Scan the listing below and copy every line holding "регистрации".

— start RECORDS FOR THIS TASK —

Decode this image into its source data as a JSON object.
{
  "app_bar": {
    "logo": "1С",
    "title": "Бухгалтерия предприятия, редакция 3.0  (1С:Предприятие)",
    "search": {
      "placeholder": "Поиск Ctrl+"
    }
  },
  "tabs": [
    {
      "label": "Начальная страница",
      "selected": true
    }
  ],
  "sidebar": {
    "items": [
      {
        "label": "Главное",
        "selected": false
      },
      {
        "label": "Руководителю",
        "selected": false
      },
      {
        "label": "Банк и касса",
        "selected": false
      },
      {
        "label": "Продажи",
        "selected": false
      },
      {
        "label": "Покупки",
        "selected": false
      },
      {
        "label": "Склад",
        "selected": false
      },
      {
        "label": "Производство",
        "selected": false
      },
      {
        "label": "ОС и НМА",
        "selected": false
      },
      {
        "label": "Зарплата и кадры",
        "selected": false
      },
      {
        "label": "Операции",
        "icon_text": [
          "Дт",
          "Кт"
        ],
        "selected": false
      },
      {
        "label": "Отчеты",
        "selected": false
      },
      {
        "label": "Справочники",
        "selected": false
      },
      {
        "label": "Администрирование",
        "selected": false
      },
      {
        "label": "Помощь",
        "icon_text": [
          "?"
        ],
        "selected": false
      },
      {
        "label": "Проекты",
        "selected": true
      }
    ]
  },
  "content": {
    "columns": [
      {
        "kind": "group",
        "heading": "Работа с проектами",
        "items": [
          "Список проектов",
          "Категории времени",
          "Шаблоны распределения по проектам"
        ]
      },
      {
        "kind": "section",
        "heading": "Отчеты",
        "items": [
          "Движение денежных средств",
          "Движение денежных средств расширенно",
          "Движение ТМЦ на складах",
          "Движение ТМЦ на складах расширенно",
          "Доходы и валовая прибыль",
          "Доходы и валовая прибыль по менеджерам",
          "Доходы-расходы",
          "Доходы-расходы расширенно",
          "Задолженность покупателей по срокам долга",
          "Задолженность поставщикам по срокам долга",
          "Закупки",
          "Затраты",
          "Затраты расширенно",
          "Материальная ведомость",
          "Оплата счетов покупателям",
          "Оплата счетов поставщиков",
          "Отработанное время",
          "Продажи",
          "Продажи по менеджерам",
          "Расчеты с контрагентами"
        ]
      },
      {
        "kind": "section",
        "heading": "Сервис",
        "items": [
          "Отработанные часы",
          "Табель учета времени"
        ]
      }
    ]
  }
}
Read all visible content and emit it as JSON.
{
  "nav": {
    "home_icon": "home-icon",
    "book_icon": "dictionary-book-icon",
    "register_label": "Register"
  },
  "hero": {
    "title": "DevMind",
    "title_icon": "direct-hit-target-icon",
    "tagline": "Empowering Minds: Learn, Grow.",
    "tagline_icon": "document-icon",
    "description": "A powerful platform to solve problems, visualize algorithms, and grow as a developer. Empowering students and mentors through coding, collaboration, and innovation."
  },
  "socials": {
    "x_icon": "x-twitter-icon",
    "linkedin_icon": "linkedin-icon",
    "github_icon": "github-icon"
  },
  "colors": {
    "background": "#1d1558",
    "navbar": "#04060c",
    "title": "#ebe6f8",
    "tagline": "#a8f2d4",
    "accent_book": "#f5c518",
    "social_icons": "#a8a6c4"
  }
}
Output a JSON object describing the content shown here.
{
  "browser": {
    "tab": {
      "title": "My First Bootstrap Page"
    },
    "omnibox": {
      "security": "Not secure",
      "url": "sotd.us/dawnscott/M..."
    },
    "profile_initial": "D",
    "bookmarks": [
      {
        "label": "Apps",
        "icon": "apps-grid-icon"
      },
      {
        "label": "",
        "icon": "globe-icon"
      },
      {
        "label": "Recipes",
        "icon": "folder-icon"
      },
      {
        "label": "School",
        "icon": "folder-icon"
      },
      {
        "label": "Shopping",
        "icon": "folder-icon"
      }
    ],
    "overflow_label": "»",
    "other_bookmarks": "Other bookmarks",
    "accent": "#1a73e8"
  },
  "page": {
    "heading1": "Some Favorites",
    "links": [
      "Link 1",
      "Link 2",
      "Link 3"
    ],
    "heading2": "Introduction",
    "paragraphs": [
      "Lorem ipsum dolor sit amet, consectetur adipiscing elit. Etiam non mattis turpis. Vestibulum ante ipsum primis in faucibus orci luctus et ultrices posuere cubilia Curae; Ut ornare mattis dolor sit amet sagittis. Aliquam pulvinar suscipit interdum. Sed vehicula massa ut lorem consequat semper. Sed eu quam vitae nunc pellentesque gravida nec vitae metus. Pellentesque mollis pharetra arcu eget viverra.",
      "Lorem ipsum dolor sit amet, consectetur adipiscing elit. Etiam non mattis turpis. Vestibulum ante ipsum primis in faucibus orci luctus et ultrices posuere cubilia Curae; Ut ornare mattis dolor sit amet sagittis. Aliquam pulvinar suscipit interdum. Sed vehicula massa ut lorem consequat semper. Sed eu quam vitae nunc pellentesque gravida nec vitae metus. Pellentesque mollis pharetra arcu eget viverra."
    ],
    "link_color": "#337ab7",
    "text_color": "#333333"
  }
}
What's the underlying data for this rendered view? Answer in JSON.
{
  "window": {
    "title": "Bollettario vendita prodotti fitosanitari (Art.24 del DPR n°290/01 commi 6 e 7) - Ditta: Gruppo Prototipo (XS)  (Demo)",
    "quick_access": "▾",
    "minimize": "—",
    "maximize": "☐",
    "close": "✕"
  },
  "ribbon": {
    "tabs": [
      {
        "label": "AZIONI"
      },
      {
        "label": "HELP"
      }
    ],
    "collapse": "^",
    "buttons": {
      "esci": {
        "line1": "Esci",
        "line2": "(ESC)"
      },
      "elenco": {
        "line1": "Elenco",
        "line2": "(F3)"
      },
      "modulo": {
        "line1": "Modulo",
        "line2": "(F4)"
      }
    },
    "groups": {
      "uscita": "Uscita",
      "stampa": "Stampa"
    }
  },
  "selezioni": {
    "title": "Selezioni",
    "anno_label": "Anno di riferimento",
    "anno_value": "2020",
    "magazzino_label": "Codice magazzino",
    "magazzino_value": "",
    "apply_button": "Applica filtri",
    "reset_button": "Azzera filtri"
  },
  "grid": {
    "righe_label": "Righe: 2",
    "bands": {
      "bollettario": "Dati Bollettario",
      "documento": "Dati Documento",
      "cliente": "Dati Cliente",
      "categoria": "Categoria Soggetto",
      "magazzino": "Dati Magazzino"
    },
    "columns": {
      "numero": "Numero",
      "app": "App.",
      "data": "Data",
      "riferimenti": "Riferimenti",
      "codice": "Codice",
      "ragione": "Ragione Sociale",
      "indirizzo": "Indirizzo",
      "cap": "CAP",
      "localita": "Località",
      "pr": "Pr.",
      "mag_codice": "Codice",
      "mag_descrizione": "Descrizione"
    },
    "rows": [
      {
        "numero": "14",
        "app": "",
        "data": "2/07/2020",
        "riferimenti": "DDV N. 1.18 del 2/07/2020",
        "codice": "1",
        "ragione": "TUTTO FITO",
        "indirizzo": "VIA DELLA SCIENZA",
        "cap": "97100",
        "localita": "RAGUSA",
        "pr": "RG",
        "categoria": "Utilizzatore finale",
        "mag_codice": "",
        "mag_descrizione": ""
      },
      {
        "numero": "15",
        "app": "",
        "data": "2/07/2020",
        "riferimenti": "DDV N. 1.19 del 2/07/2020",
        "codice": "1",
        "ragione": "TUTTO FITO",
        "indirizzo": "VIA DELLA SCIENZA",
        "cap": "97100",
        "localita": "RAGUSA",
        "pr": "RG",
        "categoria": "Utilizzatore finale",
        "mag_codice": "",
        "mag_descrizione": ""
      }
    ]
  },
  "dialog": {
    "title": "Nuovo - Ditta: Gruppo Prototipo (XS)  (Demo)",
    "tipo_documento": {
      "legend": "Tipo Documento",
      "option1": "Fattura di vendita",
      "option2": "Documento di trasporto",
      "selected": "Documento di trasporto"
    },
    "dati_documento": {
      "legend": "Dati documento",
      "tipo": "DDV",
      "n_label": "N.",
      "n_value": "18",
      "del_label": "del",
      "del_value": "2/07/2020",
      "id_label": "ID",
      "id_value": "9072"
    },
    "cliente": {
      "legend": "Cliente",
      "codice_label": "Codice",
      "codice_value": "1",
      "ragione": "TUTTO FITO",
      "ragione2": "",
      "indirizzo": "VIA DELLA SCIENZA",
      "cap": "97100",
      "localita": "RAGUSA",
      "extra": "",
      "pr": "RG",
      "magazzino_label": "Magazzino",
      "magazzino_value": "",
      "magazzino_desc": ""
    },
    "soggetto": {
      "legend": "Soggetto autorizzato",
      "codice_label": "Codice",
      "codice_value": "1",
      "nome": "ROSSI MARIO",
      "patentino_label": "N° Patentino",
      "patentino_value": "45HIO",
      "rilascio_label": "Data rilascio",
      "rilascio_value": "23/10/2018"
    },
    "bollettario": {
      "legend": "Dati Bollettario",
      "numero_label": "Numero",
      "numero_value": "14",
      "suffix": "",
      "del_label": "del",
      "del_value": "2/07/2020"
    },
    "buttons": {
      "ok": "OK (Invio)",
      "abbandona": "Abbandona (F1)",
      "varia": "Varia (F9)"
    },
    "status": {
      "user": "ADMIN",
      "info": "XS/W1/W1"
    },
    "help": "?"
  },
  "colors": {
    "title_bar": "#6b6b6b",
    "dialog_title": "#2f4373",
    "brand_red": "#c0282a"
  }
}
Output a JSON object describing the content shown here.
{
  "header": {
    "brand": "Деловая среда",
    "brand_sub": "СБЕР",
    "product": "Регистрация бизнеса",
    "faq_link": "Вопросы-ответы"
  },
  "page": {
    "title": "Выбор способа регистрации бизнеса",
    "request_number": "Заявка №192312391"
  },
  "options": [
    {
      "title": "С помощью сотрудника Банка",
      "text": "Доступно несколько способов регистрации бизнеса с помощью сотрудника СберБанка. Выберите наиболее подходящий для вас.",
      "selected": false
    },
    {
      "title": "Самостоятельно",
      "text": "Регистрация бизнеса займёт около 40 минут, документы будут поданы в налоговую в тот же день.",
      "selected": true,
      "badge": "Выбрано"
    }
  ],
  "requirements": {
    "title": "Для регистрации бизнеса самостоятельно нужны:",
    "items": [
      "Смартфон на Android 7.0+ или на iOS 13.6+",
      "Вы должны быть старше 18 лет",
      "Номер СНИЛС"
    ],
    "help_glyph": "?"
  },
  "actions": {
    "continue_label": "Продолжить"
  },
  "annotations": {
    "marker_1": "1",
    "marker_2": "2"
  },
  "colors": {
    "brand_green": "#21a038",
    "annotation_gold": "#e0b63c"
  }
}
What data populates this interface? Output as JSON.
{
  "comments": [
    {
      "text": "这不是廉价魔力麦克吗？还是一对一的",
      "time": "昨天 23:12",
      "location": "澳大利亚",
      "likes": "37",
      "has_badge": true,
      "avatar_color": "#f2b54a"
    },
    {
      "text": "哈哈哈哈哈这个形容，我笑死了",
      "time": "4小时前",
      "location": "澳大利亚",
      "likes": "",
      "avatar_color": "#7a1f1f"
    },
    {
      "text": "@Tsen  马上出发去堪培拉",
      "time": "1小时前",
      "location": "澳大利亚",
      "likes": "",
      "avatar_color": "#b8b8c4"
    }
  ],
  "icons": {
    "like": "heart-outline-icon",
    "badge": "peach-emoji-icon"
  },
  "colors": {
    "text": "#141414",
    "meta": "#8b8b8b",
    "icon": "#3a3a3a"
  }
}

— end RECORDS FOR THIS TASK —

TASK RESULT:
    "title": "Выбор способа регистрации бизнеса",
      "text": "Доступно несколько способов регистрации бизнеса с помощью сотрудника СберБанка. Выберите наиболее подходящий для вас.",
    "title": "Для регистрации бизнеса самостоятельно нужны:",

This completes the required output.